### Goal
Your task is to copy every line of the records below that contains "cloud".
........
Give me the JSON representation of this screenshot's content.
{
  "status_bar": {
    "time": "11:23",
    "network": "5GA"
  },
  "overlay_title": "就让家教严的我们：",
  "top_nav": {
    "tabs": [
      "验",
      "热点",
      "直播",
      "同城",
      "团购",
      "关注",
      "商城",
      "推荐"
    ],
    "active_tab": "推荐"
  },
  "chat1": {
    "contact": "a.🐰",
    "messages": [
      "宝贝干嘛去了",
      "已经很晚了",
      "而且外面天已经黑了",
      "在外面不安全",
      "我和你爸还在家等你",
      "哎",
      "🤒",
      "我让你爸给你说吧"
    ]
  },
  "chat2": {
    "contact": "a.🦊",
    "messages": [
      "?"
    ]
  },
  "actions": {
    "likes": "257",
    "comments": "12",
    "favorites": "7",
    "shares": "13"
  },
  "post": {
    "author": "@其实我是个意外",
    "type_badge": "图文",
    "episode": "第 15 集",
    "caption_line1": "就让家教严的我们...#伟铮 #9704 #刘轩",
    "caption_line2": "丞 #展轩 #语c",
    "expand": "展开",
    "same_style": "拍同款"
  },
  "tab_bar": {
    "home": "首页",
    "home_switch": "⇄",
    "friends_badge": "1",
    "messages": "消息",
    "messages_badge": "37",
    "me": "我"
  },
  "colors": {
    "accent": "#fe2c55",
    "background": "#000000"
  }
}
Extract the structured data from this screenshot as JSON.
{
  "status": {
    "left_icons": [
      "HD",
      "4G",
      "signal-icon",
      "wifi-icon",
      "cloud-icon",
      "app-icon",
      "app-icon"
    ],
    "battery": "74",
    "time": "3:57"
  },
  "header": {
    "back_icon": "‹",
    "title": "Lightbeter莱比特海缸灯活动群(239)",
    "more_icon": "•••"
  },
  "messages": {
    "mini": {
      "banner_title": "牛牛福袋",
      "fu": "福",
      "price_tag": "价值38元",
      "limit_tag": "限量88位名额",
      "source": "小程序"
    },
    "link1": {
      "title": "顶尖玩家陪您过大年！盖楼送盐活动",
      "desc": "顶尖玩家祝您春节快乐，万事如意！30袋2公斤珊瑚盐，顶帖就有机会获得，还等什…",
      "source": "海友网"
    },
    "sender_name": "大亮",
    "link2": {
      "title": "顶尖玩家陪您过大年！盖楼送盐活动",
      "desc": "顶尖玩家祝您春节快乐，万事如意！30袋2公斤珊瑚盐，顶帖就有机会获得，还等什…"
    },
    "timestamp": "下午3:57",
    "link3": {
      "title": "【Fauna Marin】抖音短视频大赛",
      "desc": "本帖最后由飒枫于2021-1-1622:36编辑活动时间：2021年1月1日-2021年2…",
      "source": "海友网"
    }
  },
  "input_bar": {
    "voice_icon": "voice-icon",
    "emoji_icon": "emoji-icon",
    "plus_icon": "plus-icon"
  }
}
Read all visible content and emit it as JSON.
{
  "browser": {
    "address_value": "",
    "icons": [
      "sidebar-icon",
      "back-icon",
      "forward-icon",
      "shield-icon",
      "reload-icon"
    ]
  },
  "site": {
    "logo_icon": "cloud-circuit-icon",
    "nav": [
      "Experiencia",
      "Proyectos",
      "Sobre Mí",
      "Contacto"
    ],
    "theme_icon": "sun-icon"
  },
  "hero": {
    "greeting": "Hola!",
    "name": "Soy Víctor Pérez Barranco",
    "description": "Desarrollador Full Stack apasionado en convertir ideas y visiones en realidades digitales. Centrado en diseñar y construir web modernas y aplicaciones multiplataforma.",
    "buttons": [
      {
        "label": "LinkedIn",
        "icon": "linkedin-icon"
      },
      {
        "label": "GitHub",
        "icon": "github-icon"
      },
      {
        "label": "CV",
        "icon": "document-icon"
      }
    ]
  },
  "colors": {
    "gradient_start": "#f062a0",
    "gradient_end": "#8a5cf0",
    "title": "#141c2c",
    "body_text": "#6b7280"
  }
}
........
### The output
      "cloud-icon",
    "logo_icon": "cloud-circuit-icon",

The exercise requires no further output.